** Start DATASET **
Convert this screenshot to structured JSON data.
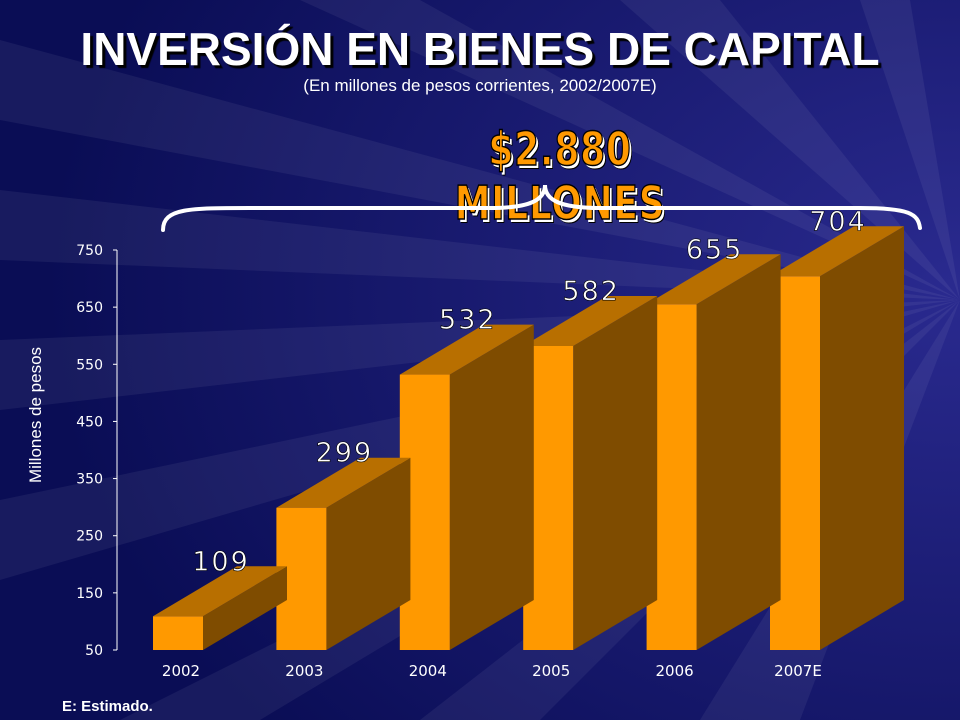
{
  "chart_data": {
    "type": "bar",
    "title": "INVERSIÓN EN BIENES DE CAPITAL",
    "subtitle": "(En millones de pesos corrientes, 2002/2007E)",
    "ylabel": "Millones de pesos",
    "xlabel": "",
    "categories": [
      "2002",
      "2003",
      "2004",
      "2005",
      "2006",
      "2007E"
    ],
    "values": [
      109,
      299,
      532,
      582,
      655,
      704
    ],
    "value_labels": [
      "109",
      "299",
      "532",
      "582",
      "655",
      "704"
    ],
    "ylim": [
      50,
      750
    ],
    "yticks": [
      "50",
      "150",
      "250",
      "350",
      "450",
      "550",
      "650",
      "750"
    ],
    "annotation": "$2.880 MILLONES",
    "footnote": "E: Estimado.",
    "grid": false,
    "bar_color": "#ff9900",
    "bar_side_color": "#7f4c00",
    "bar_top_color": "#b86f00"
  }
}
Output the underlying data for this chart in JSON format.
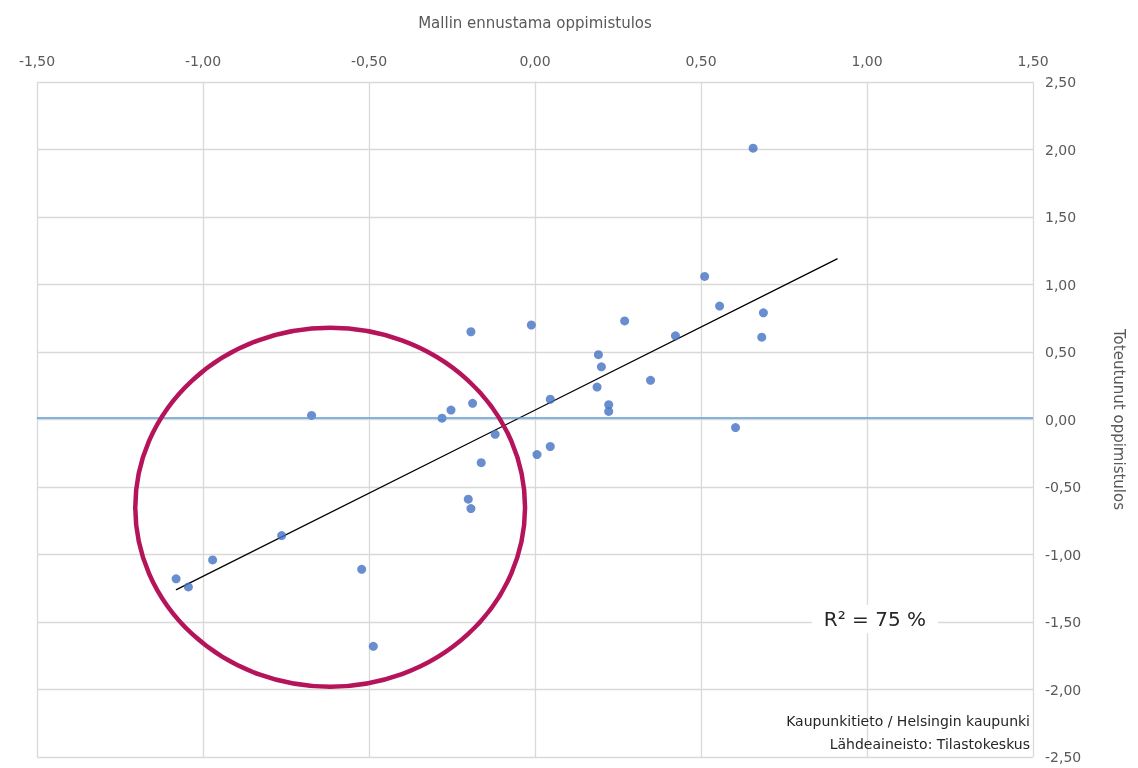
{
  "chart_data": {
    "type": "scatter",
    "xlabel": "Mallin ennustama oppimistulos",
    "ylabel": "Toteutunut oppimistulos",
    "xlim": [
      -1.5,
      1.5
    ],
    "xticks": [
      {
        "value": -1.5,
        "label": "-1,50"
      },
      {
        "value": -1,
        "label": "-1,00"
      },
      {
        "value": -0.5,
        "label": "-0,50"
      },
      {
        "value": 0,
        "label": "0,00"
      },
      {
        "value": 0.5,
        "label": "0,50"
      },
      {
        "value": 1,
        "label": "1,00"
      },
      {
        "value": 1.5,
        "label": "1,50"
      }
    ],
    "ylim": [
      -2.5,
      2.5
    ],
    "yticks": [
      {
        "value": -2.5,
        "label": "-2,50"
      },
      {
        "value": -2,
        "label": "-2,00"
      },
      {
        "value": -1.5,
        "label": "-1,50"
      },
      {
        "value": -1,
        "label": "-1,00"
      },
      {
        "value": -0.5,
        "label": "-0,50"
      },
      {
        "value": 0,
        "label": "0,00"
      },
      {
        "value": 0.5,
        "label": "0,50"
      },
      {
        "value": 1,
        "label": "1,00"
      },
      {
        "value": 1.5,
        "label": "1,50"
      },
      {
        "value": 2,
        "label": "2,00"
      },
      {
        "value": 2.5,
        "label": "2,50"
      }
    ],
    "grid": true,
    "marker": "circle",
    "series": [
      {
        "color": "#4472c4",
        "x": [
          -0.673,
          -0.763,
          -0.971,
          -1.081,
          -1.044,
          -0.522,
          -0.487,
          -0.193,
          -0.011,
          0.27,
          0.423,
          0.191,
          0.2,
          0.348,
          0.187,
          0.046,
          0.222,
          0.222,
          -0.188,
          -0.253,
          -0.28,
          -0.12,
          0.046,
          0.006,
          -0.162,
          -0.201,
          -0.193,
          0.657,
          0.511,
          0.556,
          0.688,
          0.683,
          0.604
        ],
        "values": [
          0.03,
          -0.86,
          -1.04,
          -1.18,
          -1.24,
          -1.11,
          -1.68,
          0.65,
          0.7,
          0.73,
          0.62,
          0.48,
          0.39,
          0.29,
          0.24,
          0.15,
          0.11,
          0.06,
          0.12,
          0.07,
          0.01,
          -0.11,
          -0.2,
          -0.26,
          -0.32,
          -0.59,
          -0.66,
          2.01,
          1.06,
          0.84,
          0.79,
          0.61,
          -0.06
        ]
      },
      {
        "type": "line",
        "color": "#000000",
        "marker": "none",
        "x": [
          -1.08,
          0.91
        ],
        "values": [
          -1.26,
          1.19
        ]
      }
    ],
    "ref_lines": [
      {
        "axis": "y",
        "value": 0.01,
        "color": "#5b9bd5"
      }
    ],
    "annotations": [
      "R² = 75 %",
      "Kaupunkitieto / Helsingin kaupunki",
      "Lähdeaineisto: Tilastokeskus"
    ]
  }
}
** End DATASET **
Repeat the material above verbatim, with no pictures in the output.

Convert this screenshot to structured JSON data.
{
  "chart_data": {
    "type": "bar",
    "title": "INVERSIÓN EN BIENES DE CAPITAL",
    "subtitle": "(En millones de pesos corrientes, 2002/2007E)",
    "ylabel": "Millones de pesos",
    "xlabel": "",
    "categories": [
      "2002",
      "2003",
      "2004",
      "2005",
      "2006",
      "2007E"
    ],
    "values": [
      109,
      299,
      532,
      582,
      655,
      704
    ],
    "value_labels": [
      "109",
      "299",
      "532",
      "582",
      "655",
      "704"
    ],
    "ylim": [
      50,
      750
    ],
    "yticks": [
      "50",
      "150",
      "250",
      "350",
      "450",
      "550",
      "650",
      "750"
    ],
    "annotation": "$2.880 MILLONES",
    "footnote": "E: Estimado.",
    "grid": false,
    "bar_color": "#ff9900",
    "bar_side_color": "#7f4c00",
    "bar_top_color": "#b86f00"
  }
}
Output the underlying data for this chart in JSON format.
{
  "chart_data": {
    "type": "scatter",
    "xlabel": "Mallin ennustama oppimistulos",
    "ylabel": "Toteutunut oppimistulos",
    "xlim": [
      -1.5,
      1.5
    ],
    "xticks": [
      {
        "value": -1.5,
        "label": "-1,50"
      },
      {
        "value": -1,
        "label": "-1,00"
      },
      {
        "value": -0.5,
        "label": "-0,50"
      },
      {
        "value": 0,
        "label": "0,00"
      },
      {
        "value": 0.5,
        "label": "0,50"
      },
      {
        "value": 1,
        "label": "1,00"
      },
      {
        "value": 1.5,
        "label": "1,50"
      }
    ],
    "ylim": [
      -2.5,
      2.5
    ],
    "yticks": [
      {
        "value": -2.5,
        "label": "-2,50"
      },
      {
        "value": -2,
        "label": "-2,00"
      },
      {
        "value": -1.5,
        "label": "-1,50"
      },
      {
        "value": -1,
        "label": "-1,00"
      },
      {
        "value": -0.5,
        "label": "-0,50"
      },
      {
        "value": 0,
        "label": "0,00"
      },
      {
        "value": 0.5,
        "label": "0,50"
      },
      {
        "value": 1,
        "label": "1,00"
      },
      {
        "value": 1.5,
        "label": "1,50"
      },
      {
        "value": 2,
        "label": "2,00"
      },
      {
        "value": 2.5,
        "label": "2,50"
      }
    ],
    "grid": true,
    "marker": "circle",
    "series": [
      {
        "color": "#4472c4",
        "x": [
          -0.673,
          -0.763,
          -0.971,
          -1.081,
          -1.044,
          -0.522,
          -0.487,
          -0.193,
          -0.011,
          0.27,
          0.423,
          0.191,
          0.2,
          0.348,
          0.187,
          0.046,
          0.222,
          0.222,
          -0.188,
          -0.253,
          -0.28,
          -0.12,
          0.046,
          0.006,
          -0.162,
          -0.201,
          -0.193,
          0.657,
          0.511,
          0.556,
          0.688,
          0.683,
          0.604
        ],
        "values": [
          0.03,
          -0.86,
          -1.04,
          -1.18,
          -1.24,
          -1.11,
          -1.68,
          0.65,
          0.7,
          0.73,
          0.62,
          0.48,
          0.39,
          0.29,
          0.24,
          0.15,
          0.11,
          0.06,
          0.12,
          0.07,
          0.01,
          -0.11,
          -0.2,
          -0.26,
          -0.32,
          -0.59,
          -0.66,
          2.01,
          1.06,
          0.84,
          0.79,
          0.61,
          -0.06
        ]
      },
      {
        "type": "line",
        "color": "#000000",
        "marker": "none",
        "x": [
          -1.08,
          0.91
        ],
        "values": [
          -1.26,
          1.19
        ]
      }
    ],
    "ref_lines": [
      {
        "axis": "y",
        "value": 0.01,
        "color": "#5b9bd5"
      }
    ],
    "annotations": [
      "R² = 75 %",
      "Kaupunkitieto / Helsingin kaupunki",
      "Lähdeaineisto: Tilastokeskus"
    ]
  }
}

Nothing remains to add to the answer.